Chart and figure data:
##########

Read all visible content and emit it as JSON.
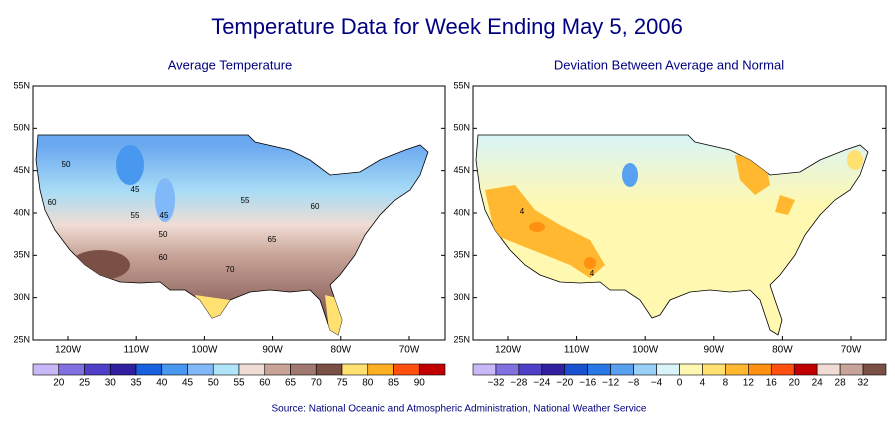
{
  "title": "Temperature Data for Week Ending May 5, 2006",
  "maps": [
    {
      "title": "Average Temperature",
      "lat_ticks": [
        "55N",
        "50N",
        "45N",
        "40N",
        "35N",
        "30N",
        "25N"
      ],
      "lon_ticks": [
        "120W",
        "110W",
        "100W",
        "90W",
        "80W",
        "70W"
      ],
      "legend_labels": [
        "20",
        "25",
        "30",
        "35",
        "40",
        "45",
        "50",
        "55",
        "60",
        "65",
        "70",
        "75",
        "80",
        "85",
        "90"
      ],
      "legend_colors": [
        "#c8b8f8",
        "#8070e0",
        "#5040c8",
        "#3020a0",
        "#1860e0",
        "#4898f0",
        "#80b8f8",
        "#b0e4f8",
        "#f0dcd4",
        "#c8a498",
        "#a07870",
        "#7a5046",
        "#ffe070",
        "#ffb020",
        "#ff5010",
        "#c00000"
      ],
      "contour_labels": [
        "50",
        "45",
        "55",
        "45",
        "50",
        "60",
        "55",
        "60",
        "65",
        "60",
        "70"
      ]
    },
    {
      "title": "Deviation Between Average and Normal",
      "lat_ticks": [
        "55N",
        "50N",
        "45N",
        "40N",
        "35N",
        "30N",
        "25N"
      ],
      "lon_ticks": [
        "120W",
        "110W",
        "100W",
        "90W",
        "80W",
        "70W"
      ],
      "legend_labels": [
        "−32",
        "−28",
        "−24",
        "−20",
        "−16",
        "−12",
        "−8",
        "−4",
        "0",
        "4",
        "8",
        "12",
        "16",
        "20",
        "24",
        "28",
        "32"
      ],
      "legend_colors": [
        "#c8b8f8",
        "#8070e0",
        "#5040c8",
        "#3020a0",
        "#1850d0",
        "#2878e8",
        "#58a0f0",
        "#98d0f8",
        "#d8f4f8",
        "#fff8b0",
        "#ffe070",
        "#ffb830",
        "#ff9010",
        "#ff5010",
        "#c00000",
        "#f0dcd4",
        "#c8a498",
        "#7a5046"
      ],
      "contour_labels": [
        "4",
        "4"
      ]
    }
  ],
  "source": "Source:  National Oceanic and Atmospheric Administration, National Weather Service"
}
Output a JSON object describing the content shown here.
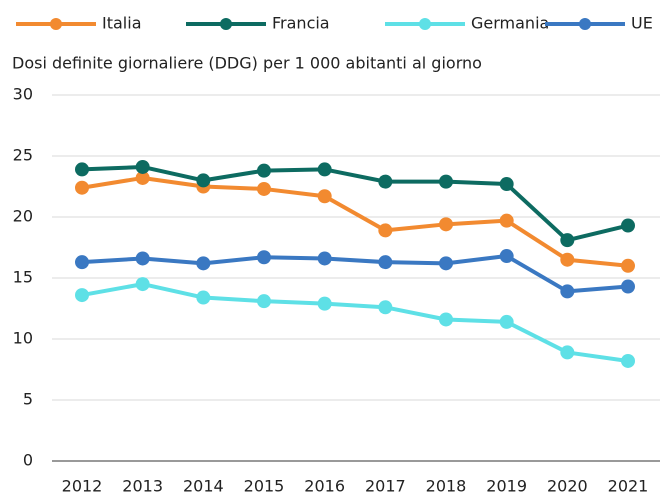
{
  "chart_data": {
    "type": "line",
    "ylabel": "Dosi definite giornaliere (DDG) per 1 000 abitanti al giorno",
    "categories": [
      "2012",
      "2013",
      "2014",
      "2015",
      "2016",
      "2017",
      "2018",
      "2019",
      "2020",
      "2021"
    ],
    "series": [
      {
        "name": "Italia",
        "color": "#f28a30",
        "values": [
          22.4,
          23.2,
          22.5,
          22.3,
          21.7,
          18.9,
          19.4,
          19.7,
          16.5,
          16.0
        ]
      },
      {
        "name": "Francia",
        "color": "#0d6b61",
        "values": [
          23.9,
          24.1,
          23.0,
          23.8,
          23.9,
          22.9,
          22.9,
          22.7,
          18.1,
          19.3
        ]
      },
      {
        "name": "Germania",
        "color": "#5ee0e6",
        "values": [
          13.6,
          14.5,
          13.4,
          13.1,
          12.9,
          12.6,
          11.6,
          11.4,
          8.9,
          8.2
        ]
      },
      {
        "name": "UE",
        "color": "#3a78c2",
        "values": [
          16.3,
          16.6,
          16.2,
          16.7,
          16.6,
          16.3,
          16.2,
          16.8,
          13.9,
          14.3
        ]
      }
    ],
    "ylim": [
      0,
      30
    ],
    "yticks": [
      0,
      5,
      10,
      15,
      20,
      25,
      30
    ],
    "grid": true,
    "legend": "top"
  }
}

##########

[Your objective] From the listing above, return each line with the word "JSON".

[Solution to the problem]
Read all visible content and emit it as JSON.
Output a JSON object describing the content shown here.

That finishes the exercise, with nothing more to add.